Reproduce the entries in full, with no changes.

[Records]
··········

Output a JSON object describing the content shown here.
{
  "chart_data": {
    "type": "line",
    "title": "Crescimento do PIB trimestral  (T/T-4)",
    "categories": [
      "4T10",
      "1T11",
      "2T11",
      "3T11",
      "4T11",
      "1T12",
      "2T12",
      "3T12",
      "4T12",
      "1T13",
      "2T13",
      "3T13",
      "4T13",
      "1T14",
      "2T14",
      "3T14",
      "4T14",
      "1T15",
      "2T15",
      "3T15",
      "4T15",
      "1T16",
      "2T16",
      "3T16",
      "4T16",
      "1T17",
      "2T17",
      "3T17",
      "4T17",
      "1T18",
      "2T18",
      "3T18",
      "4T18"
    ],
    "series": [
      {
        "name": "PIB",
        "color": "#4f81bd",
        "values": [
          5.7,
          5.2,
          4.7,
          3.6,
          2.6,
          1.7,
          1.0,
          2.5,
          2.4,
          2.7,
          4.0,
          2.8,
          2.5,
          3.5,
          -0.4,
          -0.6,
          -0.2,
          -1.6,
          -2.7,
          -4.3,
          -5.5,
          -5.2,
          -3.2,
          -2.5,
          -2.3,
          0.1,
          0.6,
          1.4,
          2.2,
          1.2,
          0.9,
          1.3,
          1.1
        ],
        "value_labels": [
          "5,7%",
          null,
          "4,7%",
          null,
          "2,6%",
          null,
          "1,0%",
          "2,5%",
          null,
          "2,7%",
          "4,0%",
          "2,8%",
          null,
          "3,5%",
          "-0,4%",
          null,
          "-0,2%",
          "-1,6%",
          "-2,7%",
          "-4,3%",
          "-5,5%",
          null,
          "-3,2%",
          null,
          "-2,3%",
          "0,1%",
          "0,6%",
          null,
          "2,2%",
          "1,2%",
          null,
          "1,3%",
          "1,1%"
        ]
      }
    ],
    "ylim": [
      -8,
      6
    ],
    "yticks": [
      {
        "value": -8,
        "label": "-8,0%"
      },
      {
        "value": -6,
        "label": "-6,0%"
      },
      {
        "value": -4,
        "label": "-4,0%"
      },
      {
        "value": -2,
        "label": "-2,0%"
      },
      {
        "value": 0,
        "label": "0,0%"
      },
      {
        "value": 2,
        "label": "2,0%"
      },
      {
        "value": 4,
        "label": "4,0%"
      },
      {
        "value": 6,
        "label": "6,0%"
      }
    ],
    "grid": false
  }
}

··········

Finished exercise >>
Output a JSON object describing the content shown here.
{
  "chart_data": {
    "type": "line",
    "title": "Crescimento do PIB trimestral  (T/T-4)",
    "categories": [
      "4T10",
      "1T11",
      "2T11",
      "3T11",
      "4T11",
      "1T12",
      "2T12",
      "3T12",
      "4T12",
      "1T13",
      "2T13",
      "3T13",
      "4T13",
      "1T14",
      "2T14",
      "3T14",
      "4T14",
      "1T15",
      "2T15",
      "3T15",
      "4T15",
      "1T16",
      "2T16",
      "3T16",
      "4T16",
      "1T17",
      "2T17",
      "3T17",
      "4T17",
      "1T18",
      "2T18",
      "3T18",
      "4T18"
    ],
    "series": [
      {
        "name": "PIB",
        "color": "#4f81bd",
        "values": [
          5.7,
          5.2,
          4.7,
          3.6,
          2.6,
          1.7,
          1.0,
          2.5,
          2.4,
          2.7,
          4.0,
          2.8,
          2.5,
          3.5,
          -0.4,
          -0.6,
          -0.2,
          -1.6,
          -2.7,
          -4.3,
          -5.5,
          -5.2,
          -3.2,
          -2.5,
          -2.3,
          0.1,
          0.6,
          1.4,
          2.2,
          1.2,
          0.9,
          1.3,
          1.1
        ],
        "value_labels": [
          "5,7%",
          null,
          "4,7%",
          null,
          "2,6%",
          null,
          "1,0%",
          "2,5%",
          null,
          "2,7%",
          "4,0%",
          "2,8%",
          null,
          "3,5%",
          "-0,4%",
          null,
          "-0,2%",
          "-1,6%",
          "-2,7%",
          "-4,3%",
          "-5,5%",
          null,
          "-3,2%",
          null,
          "-2,3%",
          "0,1%",
          "0,6%",
          null,
          "2,2%",
          "1,2%",
          null,
          "1,3%",
          "1,1%"
        ]
      }
    ],
    "ylim": [
      -8,
      6
    ],
    "yticks": [
      {
        "value": -8,
        "label": "-8,0%"
      },
      {
        "value": -6,
        "label": "-6,0%"
      },
      {
        "value": -4,
        "label": "-4,0%"
      },
      {
        "value": -2,
        "label": "-2,0%"
      },
      {
        "value": 0,
        "label": "0,0%"
      },
      {
        "value": 2,
        "label": "2,0%"
      },
      {
        "value": 4,
        "label": "4,0%"
      },
      {
        "value": 6,
        "label": "6,0%"
      }
    ],
    "grid": false
  }
}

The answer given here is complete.